### EXERCISE INSTRUCTIONS
An exact copy of the records is required, minus the pictures they hold.

### DATA ENTRIES
* * * *

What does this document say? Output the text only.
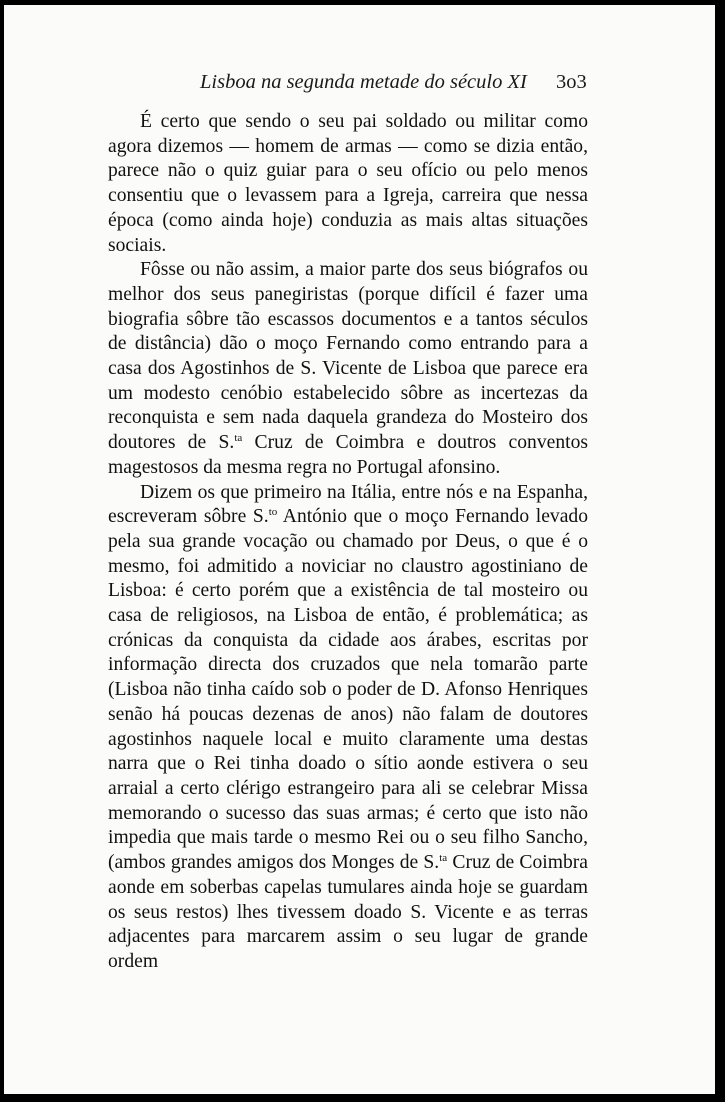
Lisboa na segunda metade do século XI 3o3

É certo que sendo o seu pai soldado ou militar como agora dizemos — homem de armas — como se dizia então, parece não o quiz guiar para o seu ofício ou pelo menos consentiu que o levassem para a Igreja, carreira que nessa época (como ainda hoje) conduzia as mais altas situações sociais.

Fôsse ou não assim, a maior parte dos seus biógrafos ou melhor dos seus panegiristas (porque difícil é fazer uma biografia sôbre tão escassos documentos e a tantos séculos de distância) dão o moço Fernando como entrando para a casa dos Agostinhos de S. Vicente de Lisboa que parece era um modesto cenóbio estabelecido sôbre as incertezas da reconquista e sem nada daquela grandeza do Mosteiro dos doutores de S.$^{ta}$ Cruz de Coimbra e doutros conventos magestosos da mesma regra no Portugal afonsino.

Dizem os que primeiro na Itália, entre nós e na Espanha, escreveram sôbre S.$^{to}$ António que o moço Fernando levado pela sua grande vocação ou chamado por Deus, o que é o mesmo, foi admitido a noviciar no claustro agostiniano de Lisboa: é certo porém que a existência de tal mosteiro ou casa de religiosos, na Lisboa de então, é problemática; as crónicas da conquista da cidade aos árabes, escritas por informação directa dos cruzados que nela tomarão parte (Lisboa não tinha caído sob o poder de D. Afonso Henriques senão há poucas dezenas de anos) não falam de doutores agostinhos naquele local e muito claramente uma destas narra que o Rei tinha doado o sítio aonde estivera o seu arraial a certo clérigo estrangeiro para ali se celebrar Missa memorando o sucesso das suas armas; é certo que isto não impedia que mais tarde o mesmo Rei ou o seu filho Sancho, (ambos grandes amigos dos Monges de S.$^{ta}$ Cruz de Coimbra aonde em soberbas capelas tumulares ainda hoje se guardam os seus restos) lhes tivessem doado S. Vicente e as terras adjacentes para marcarem assim o seu lugar de grande ordem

* * * *

### RESPONSE BELOW
What does this document say? Output the text only.
Lisboa na segunda metade do século XI 3o3

É certo que sendo o seu pai soldado ou militar como agora dizemos — homem de armas — como se dizia então, parece não o quiz guiar para o seu ofício ou pelo menos consentiu que o levassem para a Igreja, carreira que nessa época (como ainda hoje) conduzia as mais altas situações sociais.

Fôsse ou não assim, a maior parte dos seus biógrafos ou melhor dos seus panegiristas (porque difícil é fazer uma biografia sôbre tão escassos documentos e a tantos séculos de distância) dão o moço Fernando como entrando para a casa dos Agostinhos de S. Vicente de Lisboa que parece era um modesto cenóbio estabelecido sôbre as incertezas da reconquista e sem nada daquela grandeza do Mosteiro dos doutores de S.$^{ta}$ Cruz de Coimbra e doutros conventos magestosos da mesma regra no Portugal afonsino.

Dizem os que primeiro na Itália, entre nós e na Espanha, escreveram sôbre S.$^{to}$ António que o moço Fernando levado pela sua grande vocação ou chamado por Deus, o que é o mesmo, foi admitido a noviciar no claustro agostiniano de Lisboa: é certo porém que a existência de tal mosteiro ou casa de religiosos, na Lisboa de então, é problemática; as crónicas da conquista da cidade aos árabes, escritas por informação directa dos cruzados que nela tomarão parte (Lisboa não tinha caído sob o poder de D. Afonso Henriques senão há poucas dezenas de anos) não falam de doutores agostinhos naquele local e muito claramente uma destas narra que o Rei tinha doado o sítio aonde estivera o seu arraial a certo clérigo estrangeiro para ali se celebrar Missa memorando o sucesso das suas armas; é certo que isto não impedia que mais tarde o mesmo Rei ou o seu filho Sancho, (ambos grandes amigos dos Monges de S.$^{ta}$ Cruz de Coimbra aonde em soberbas capelas tumulares ainda hoje se guardam os seus restos) lhes tivessem doado S. Vicente e as terras adjacentes para marcarem assim o seu lugar de grande ordem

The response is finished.